Отрывок текста:
☆ ☆ ☆ ☆ ☆ ☆ ☆

Его отец умер, когда, несмотря на то, что ему уже стукнуло семьдесят, пытался завербоваться в поход против турок, записав в поход и своего сына. У него не оставалось ничего. Он оставил сыну только шпагу и кинжал. Камилло все считали "взбалмошным, распущенным и странным", что на языке той эпохи значило аморальным и неукротимым, однако не без проблесков великодушия.
В течение нескольких лет, за вычетом некоторого не вполне обычного перерыва, о котором речь далее, он вел жизнь наемного солдата, рискуя жизнью в сражениях и схватках, чтобы потом спустить в игре заработанные таким образом деньги.
Переходя из одной роты в другую, он и как солдат опускался все ниже, нанимаясь в отряды, пользовавшиеся самой дурной славой.
В 1574 году он чудом спасся после кораблекрушения и, высадившись на берег в Неаполе, стал играть с таким азартом, что проиграл буквально все: деньги, шпагу, аркебузу, порох, накидку.
Он стал бродяжничать, как бездомный пес, без цели, сознавая свое унижение, воруя, прося милостыню перед церквями "с великим стыдом". В конце концов он нанялся помогать в строительстве монастыря для капуцинов: он водил двух ослов, груженых камнями, известью и водой для каменщиков.

☆ ☆ ☆ ☆ ☆ ☆ ☆

Фрагмент данных:

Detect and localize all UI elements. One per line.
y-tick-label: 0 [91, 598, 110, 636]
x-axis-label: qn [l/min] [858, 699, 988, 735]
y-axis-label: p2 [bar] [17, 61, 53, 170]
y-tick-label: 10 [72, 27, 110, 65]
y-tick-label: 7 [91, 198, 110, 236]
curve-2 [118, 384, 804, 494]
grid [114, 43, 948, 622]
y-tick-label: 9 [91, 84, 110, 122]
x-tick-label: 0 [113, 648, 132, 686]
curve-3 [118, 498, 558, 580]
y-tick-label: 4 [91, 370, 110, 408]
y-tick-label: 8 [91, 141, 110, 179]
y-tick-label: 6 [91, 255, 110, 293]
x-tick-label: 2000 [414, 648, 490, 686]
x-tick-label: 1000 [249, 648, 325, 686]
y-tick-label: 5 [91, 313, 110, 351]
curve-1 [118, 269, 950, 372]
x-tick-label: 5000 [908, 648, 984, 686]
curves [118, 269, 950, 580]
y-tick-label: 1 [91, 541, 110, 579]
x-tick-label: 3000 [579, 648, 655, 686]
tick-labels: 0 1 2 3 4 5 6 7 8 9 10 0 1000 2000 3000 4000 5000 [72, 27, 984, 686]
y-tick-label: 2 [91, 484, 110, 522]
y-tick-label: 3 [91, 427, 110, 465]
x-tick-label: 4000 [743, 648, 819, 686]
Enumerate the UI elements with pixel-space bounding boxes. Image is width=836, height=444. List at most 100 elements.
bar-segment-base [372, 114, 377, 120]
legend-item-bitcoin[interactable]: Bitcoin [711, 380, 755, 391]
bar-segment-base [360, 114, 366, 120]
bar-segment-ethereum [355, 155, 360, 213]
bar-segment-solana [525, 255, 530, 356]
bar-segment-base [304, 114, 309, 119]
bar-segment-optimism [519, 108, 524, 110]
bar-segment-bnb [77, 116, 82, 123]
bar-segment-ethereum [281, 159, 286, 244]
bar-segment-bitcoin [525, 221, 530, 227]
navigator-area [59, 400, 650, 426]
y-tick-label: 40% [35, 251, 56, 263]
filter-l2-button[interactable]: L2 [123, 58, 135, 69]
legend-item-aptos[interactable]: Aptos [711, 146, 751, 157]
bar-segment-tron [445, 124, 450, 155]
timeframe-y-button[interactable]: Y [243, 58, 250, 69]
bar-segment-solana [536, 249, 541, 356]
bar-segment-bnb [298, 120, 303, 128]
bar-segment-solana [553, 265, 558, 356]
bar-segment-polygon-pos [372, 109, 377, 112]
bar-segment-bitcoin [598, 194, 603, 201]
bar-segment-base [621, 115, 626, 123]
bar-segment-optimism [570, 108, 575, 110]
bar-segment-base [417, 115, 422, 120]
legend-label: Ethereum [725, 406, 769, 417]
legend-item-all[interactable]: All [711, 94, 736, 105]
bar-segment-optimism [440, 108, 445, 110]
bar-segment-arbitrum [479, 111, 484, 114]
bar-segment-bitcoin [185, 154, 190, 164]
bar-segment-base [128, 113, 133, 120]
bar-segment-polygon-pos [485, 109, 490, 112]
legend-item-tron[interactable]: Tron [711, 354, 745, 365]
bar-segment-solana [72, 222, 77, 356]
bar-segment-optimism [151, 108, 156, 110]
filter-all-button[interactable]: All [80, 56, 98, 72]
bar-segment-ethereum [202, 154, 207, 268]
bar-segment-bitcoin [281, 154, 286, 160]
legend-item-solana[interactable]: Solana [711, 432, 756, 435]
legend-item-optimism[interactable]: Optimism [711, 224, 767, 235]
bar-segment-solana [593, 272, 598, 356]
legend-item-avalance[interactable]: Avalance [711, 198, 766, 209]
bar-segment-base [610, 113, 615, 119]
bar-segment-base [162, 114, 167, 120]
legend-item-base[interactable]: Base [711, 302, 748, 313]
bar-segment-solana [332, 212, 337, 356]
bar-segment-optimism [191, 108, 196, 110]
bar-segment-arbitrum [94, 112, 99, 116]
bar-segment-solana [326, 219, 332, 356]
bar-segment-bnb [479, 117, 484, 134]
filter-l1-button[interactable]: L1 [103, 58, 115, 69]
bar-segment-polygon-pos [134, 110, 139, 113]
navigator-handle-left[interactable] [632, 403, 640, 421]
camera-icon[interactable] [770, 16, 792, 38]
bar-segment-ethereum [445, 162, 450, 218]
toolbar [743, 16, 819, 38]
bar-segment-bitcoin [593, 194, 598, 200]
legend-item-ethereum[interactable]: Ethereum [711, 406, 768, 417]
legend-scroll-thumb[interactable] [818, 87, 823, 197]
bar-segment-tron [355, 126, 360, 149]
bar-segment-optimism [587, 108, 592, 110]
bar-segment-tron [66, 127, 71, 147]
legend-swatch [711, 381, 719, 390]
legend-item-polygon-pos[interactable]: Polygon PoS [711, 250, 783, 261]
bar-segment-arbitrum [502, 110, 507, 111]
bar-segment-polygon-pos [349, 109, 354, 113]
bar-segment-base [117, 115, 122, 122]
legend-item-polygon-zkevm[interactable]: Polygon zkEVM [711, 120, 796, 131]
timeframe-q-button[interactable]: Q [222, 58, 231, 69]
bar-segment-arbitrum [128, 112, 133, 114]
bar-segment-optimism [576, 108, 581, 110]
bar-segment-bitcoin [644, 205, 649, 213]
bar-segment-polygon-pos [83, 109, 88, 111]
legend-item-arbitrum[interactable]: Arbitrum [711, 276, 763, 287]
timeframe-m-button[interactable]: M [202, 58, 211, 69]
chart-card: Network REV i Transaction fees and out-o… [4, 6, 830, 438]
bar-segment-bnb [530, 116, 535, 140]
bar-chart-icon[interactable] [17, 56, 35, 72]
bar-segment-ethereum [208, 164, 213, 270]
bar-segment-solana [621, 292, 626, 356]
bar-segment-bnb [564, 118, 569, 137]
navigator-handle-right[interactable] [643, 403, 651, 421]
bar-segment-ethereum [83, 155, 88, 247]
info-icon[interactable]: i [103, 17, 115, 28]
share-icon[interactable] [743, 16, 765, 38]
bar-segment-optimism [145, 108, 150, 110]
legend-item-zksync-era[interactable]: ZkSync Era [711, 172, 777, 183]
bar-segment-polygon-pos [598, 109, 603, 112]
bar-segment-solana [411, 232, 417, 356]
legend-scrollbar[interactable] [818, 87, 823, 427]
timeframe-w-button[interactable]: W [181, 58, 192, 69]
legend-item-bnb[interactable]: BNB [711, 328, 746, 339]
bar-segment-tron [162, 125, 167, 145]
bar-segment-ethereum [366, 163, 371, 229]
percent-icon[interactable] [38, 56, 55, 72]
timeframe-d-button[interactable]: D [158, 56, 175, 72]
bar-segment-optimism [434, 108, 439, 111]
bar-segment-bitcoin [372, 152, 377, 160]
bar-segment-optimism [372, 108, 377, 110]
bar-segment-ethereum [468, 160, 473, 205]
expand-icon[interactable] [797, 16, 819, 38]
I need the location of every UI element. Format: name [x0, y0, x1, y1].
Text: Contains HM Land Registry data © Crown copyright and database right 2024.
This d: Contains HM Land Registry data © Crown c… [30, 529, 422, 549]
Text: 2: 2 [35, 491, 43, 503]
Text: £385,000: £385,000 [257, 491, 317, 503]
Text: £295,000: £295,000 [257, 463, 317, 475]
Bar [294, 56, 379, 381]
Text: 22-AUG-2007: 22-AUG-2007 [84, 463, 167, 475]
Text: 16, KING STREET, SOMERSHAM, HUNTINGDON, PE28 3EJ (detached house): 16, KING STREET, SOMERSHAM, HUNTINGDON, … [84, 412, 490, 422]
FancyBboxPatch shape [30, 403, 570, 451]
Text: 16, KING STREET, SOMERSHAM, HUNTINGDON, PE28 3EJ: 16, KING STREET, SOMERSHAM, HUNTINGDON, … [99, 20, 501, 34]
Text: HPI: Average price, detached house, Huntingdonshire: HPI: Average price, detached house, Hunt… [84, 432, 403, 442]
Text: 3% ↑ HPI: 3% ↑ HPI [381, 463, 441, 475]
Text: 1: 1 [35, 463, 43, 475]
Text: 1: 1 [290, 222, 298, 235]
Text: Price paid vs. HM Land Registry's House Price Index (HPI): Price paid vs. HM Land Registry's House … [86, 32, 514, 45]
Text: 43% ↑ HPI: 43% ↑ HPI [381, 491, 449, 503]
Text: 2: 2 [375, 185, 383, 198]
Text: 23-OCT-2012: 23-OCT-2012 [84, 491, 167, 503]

☆ ☆ ☆ ☆ ☆ ☆ ☆

Задания:
[A] Что отец Камилло оставил сыну, если судить по отрывку?
[B] Перескажите отрывок о Камилло в двух предложениях.
[C] Согласуются ли с отрывком эти утверждения? Ответьте «да» или «нет» и приведите точные слова текста, которые это решают. (i) Отец Камилло пытался завербоваться в поход против турок. (ii) В 1574 году Камилло высадился на берег в Генуе. (iii) На строительстве монастыря Камилло водил ослов.

Ответы:
[A] Только шпагу и кинжал.

[B] После смерти отца, оставившего ему лишь шпагу и кинжал, Камилло несколько лет жил как наемный солдат, проигрывая в игре заработанные деньги и нанимаясь во все более дурные отряды. В 1574 году в Неаполе он проиграл буквально все, бродяжничал, воровал и просил милостыню, а в конце концов нанялся помогать в строительстве монастыря для капуцинов.

[C]
(i) Да: «пытался завербоваться в поход против турок».
(ii) Нет: «высадившись на берег в Неаполе».
(iii) Да: «он водил двух ослов, груженых камнями, известью и водой для каменщиков».